::: PROVIDED RECORDS :::
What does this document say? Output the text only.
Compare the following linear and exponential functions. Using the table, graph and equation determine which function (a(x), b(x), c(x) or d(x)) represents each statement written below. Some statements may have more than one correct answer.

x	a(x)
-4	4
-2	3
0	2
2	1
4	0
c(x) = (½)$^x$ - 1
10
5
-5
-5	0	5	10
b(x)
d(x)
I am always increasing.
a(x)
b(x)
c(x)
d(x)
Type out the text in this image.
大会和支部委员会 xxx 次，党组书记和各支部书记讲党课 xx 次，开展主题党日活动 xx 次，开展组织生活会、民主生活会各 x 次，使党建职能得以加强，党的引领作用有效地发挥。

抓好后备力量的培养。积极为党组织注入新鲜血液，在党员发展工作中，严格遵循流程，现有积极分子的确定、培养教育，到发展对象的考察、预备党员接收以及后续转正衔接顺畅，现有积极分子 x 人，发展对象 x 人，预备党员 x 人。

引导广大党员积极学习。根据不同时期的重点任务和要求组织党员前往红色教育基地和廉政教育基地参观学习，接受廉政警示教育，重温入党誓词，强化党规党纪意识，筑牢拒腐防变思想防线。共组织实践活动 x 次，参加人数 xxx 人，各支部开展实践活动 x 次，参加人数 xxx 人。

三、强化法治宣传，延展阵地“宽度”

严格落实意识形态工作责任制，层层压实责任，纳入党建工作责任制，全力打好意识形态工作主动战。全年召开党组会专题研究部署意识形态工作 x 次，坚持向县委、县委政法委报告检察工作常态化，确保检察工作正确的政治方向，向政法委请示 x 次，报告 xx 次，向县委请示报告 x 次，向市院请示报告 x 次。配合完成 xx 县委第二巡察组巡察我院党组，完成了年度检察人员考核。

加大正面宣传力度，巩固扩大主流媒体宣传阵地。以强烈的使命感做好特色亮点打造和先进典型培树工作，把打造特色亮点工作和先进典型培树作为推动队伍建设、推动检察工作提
:::
§ REQUIRED TASK
Return every record, word for word.

§ EXPECTED ANSWER
What does this document say? Output the text only.
Compare the following linear and exponential functions. Using the table, graph and equation determine which function (a(x), b(x), c(x) or d(x)) represents each statement written below. Some statements may have more than one correct answer.

x	a(x)
-4	4
-2	3
0	2
2	1
4	0
c(x) = (½)$^x$ - 1
10
5
-5
-5	0	5	10
b(x)
d(x)
I am always increasing.
a(x)
b(x)
c(x)
d(x)
Type out the text in this image.
大会和支部委员会 xxx 次，党组书记和各支部书记讲党课 xx 次，开展主题党日活动 xx 次，开展组织生活会、民主生活会各 x 次，使党建职能得以加强，党的引领作用有效地发挥。

抓好后备力量的培养。积极为党组织注入新鲜血液，在党员发展工作中，严格遵循流程，现有积极分子的确定、培养教育，到发展对象的考察、预备党员接收以及后续转正衔接顺畅，现有积极分子 x 人，发展对象 x 人，预备党员 x 人。

引导广大党员积极学习。根据不同时期的重点任务和要求组织党员前往红色教育基地和廉政教育基地参观学习，接受廉政警示教育，重温入党誓词，强化党规党纪意识，筑牢拒腐防变思想防线。共组织实践活动 x 次，参加人数 xxx 人，各支部开展实践活动 x 次，参加人数 xxx 人。

三、强化法治宣传，延展阵地“宽度”

严格落实意识形态工作责任制，层层压实责任，纳入党建工作责任制，全力打好意识形态工作主动战。全年召开党组会专题研究部署意识形态工作 x 次，坚持向县委、县委政法委报告检察工作常态化，确保检察工作正确的政治方向，向政法委请示 x 次，报告 xx 次，向县委请示报告 x 次，向市院请示报告 x 次。配合完成 xx 县委第二巡察组巡察我院党组，完成了年度检察人员考核。

加大正面宣传力度，巩固扩大主流媒体宣传阵地。以强烈的使命感做好特色亮点打造和先进典型培树工作，把打造特色亮点工作和先进典型培树作为推动队伍建设、推动检察工作提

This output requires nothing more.